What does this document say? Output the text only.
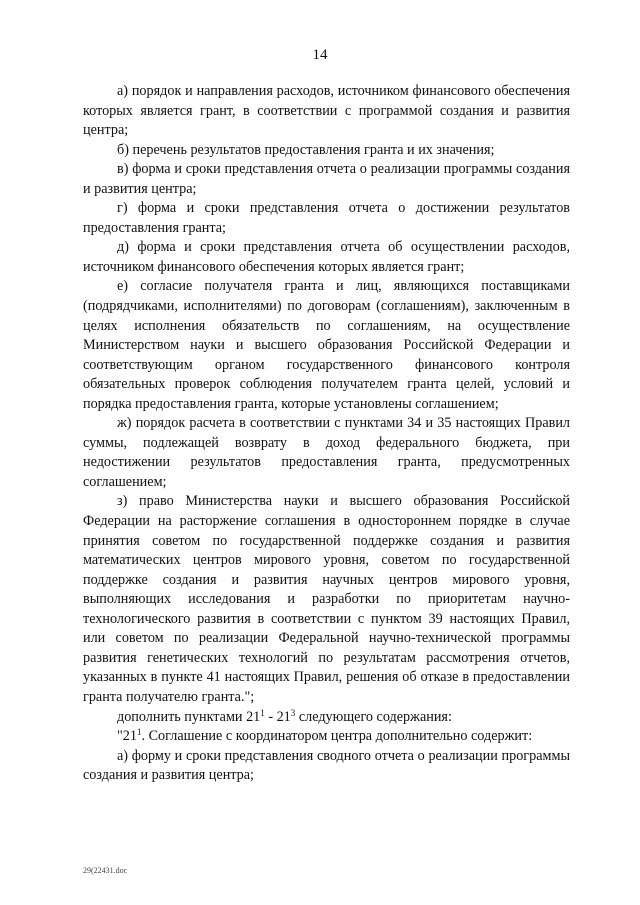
14

а) порядок и направления расходов, источником финансового обеспечения которых является грант, в соответствии с программой создания и развития центра;

б) перечень результатов предоставления гранта и их значения;

в) форма и сроки представления отчета о реализации программы создания и развития центра;

г) форма и сроки представления отчета о достижении результатов предоставления гранта;

д) форма и сроки представления отчета об осуществлении расходов, источником финансового обеспечения которых является грант;

е) согласие получателя гранта и лиц, являющихся поставщиками (подрядчиками, исполнителями) по договорам (соглашениям), заключенным в целях исполнения обязательств по соглашениям, на осуществление Министерством науки и высшего образования Российской Федерации и соответствующим органом государственного финансового контроля обязательных проверок соблюдения получателем гранта целей, условий и порядка предоставления гранта, которые установлены соглашением;

ж) порядок расчета в соответствии с пунктами 34 и 35 настоящих Правил суммы, подлежащей возврату в доход федерального бюджета, при недостижении результатов предоставления гранта, предусмотренных соглашением;

з) право Министерства науки и высшего образования Российской Федерации на расторжение соглашения в одностороннем порядке в случае принятия советом по государственной поддержке создания и развития математических центров мирового уровня, советом по государственной поддержке создания и развития научных центров мирового уровня, выполняющих исследования и разработки по приоритетам научно-технологического развития в соответствии с пунктом 39 настоящих Правил, или советом по реализации Федеральной научно-технической программы развития генетических технологий по результатам рассмотрения отчетов, указанных в пункте 41 настоящих Правил, решения об отказе в предоставлении гранта получателю гранта.";

дополнить пунктами $21^1 - 21^3$ следующего содержания:

"$21^1$. Соглашение с координатором центра дополнительно содержит:

а) форму и сроки представления сводного отчета о реализации программы создания и развития центра;

29(22431.doc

What the task requires: The pictures should not appear in the copy; every other part of the records above must be returned exactly.

Solution to this problem:
What does this document say? Output the text only.
14

а) порядок и направления расходов, источником финансового обеспечения которых является грант, в соответствии с программой создания и развития центра;

б) перечень результатов предоставления гранта и их значения;

в) форма и сроки представления отчета о реализации программы создания и развития центра;

г) форма и сроки представления отчета о достижении результатов предоставления гранта;

д) форма и сроки представления отчета об осуществлении расходов, источником финансового обеспечения которых является грант;

е) согласие получателя гранта и лиц, являющихся поставщиками (подрядчиками, исполнителями) по договорам (соглашениям), заключенным в целях исполнения обязательств по соглашениям, на осуществление Министерством науки и высшего образования Российской Федерации и соответствующим органом государственного финансового контроля обязательных проверок соблюдения получателем гранта целей, условий и порядка предоставления гранта, которые установлены соглашением;

ж) порядок расчета в соответствии с пунктами 34 и 35 настоящих Правил суммы, подлежащей возврату в доход федерального бюджета, при недостижении результатов предоставления гранта, предусмотренных соглашением;

з) право Министерства науки и высшего образования Российской Федерации на расторжение соглашения в одностороннем порядке в случае принятия советом по государственной поддержке создания и развития математических центров мирового уровня, советом по государственной поддержке создания и развития научных центров мирового уровня, выполняющих исследования и разработки по приоритетам научно-технологического развития в соответствии с пунктом 39 настоящих Правил, или советом по реализации Федеральной научно-технической программы развития генетических технологий по результатам рассмотрения отчетов, указанных в пункте 41 настоящих Правил, решения об отказе в предоставлении гранта получателю гранта.";

дополнить пунктами $21^1 - 21^3$ следующего содержания:

"$21^1$. Соглашение с координатором центра дополнительно содержит:

а) форму и сроки представления сводного отчета о реализации программы создания и развития центра;

29(22431.doc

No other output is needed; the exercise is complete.